DATA SUPPLIED →
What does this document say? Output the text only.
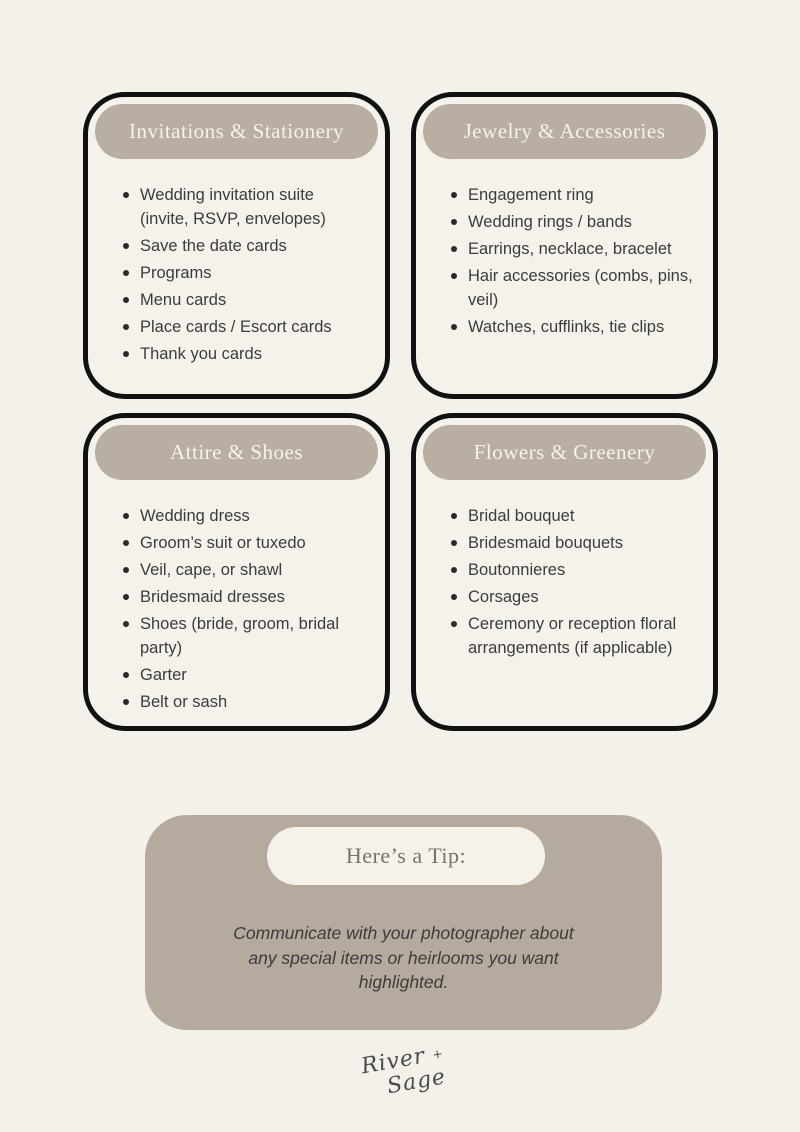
Invitations & Stationery
Wedding invitation suite (invite, RSVP, envelopes)
Save the date cards
Programs
Menu cards
Place cards / Escort cards
Thank you cards
Jewelry & Accessories
Engagement ring
Wedding rings / bands
Earrings, necklace, bracelet
Hair accessories (combs, pins, veil)
Watches, cufflinks, tie clips
Attire & Shoes
Wedding dress
Groom’s suit or tuxedo
Veil, cape, or shawl
Bridesmaid dresses
Shoes (bride, groom, bridal party)
Garter
Belt or sash
Flowers & Greenery
Bridal bouquet
Bridesmaid bouquets
Boutonnieres
Corsages
Ceremony or reception floral arrangements (if applicable)
Here’s a Tip:

Communicate with your photographer about any special items or heirlooms you want highlighted.

River +
Sage
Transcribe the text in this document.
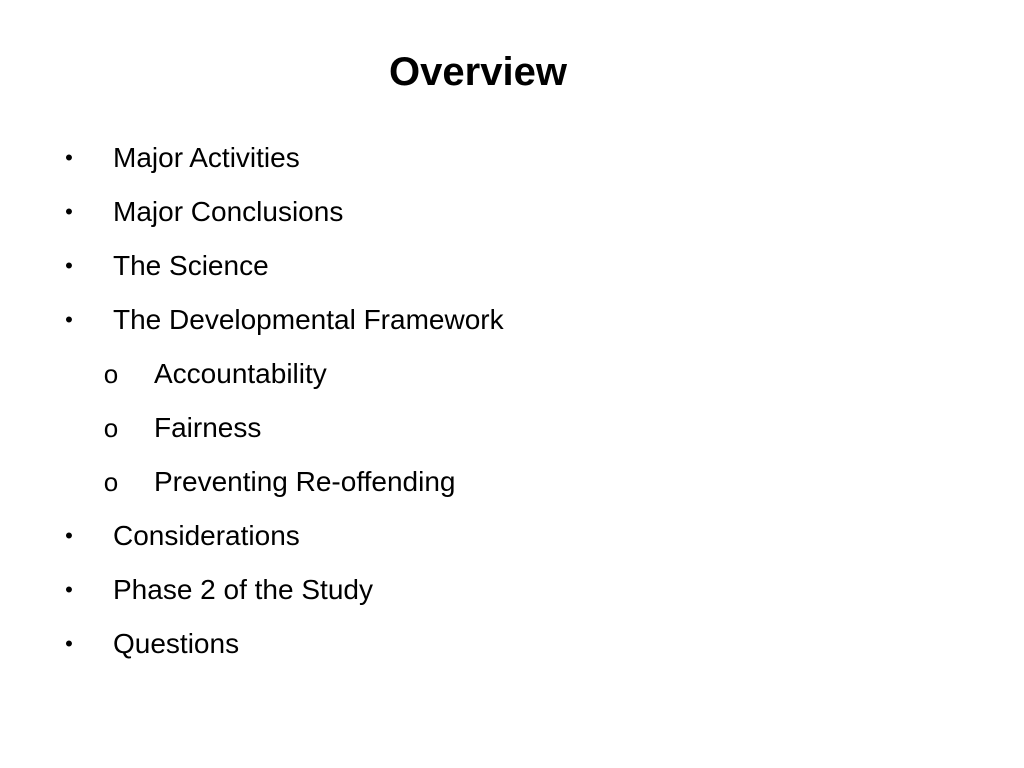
Overview
• Major Activities
• Major Conclusions
• The Science
• The Developmental Framework
o Accountability
o Fairness
o Preventing Re-offending
• Considerations
• Phase 2 of the Study
• Questions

TASK DESCRIPTION → Copy out exactly the lines between the line containing "Transcribe the text in this document." and the end of the entries, including both, and leave the pictures behind.

TASK RESULT →
Transcribe the text in this document.
Overview
• Major Activities
• Major Conclusions
• The Science
• The Developmental Framework
o Accountability
o Fairness
o Preventing Re-offending
• Considerations
• Phase 2 of the Study
• Questions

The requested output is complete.